* Start Data shown *

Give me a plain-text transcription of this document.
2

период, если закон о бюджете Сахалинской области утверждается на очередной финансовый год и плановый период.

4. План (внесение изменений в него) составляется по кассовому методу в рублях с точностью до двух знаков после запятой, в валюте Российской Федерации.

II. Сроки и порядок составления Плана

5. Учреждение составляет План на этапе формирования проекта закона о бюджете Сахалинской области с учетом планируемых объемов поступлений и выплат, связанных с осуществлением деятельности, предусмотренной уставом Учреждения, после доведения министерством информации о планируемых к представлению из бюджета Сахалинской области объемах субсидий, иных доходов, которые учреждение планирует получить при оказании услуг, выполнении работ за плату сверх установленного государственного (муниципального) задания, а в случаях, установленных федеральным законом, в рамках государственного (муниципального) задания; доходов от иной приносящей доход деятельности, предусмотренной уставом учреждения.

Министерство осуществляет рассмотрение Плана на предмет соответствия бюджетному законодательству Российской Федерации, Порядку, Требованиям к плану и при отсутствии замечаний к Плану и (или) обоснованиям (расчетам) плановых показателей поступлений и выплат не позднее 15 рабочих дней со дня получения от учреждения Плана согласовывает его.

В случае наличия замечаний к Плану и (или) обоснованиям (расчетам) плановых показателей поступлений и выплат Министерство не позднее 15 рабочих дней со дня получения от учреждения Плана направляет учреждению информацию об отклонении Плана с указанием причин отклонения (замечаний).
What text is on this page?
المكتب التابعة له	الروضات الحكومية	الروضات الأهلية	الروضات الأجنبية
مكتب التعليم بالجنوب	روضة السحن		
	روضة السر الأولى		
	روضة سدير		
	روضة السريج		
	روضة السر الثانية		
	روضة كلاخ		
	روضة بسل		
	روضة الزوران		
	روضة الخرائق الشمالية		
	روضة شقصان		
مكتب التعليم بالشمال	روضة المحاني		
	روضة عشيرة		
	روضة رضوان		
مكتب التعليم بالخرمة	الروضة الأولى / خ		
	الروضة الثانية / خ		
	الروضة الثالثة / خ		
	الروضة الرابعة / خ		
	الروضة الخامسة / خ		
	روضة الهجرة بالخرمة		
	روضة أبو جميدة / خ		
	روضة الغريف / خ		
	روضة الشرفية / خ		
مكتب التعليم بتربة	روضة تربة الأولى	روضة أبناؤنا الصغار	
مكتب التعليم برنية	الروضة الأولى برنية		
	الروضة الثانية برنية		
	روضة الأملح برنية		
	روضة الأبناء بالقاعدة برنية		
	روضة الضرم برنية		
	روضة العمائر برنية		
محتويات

* End Data shown *

* [Written task]:
Note each line of the entries that has "Российской" in it, and copy those lines.

* [Answer to this exercise]:
4. План (внесение изменений в него) составляется по кассовому методу в рублях с точностью до двух знаков после запятой, в валюте Российской Федерации.
Министерство осуществляет рассмотрение Плана на предмет соответствия бюджетному законодательству Российской Федерации, Порядку, Требованиям к плану и при отсутствии замечаний к Плану и (или) обоснованиям (расчетам) плановых показателей поступлений и выплат не позднее 15 рабочих дней со дня получения от учреждения Плана согласовывает его.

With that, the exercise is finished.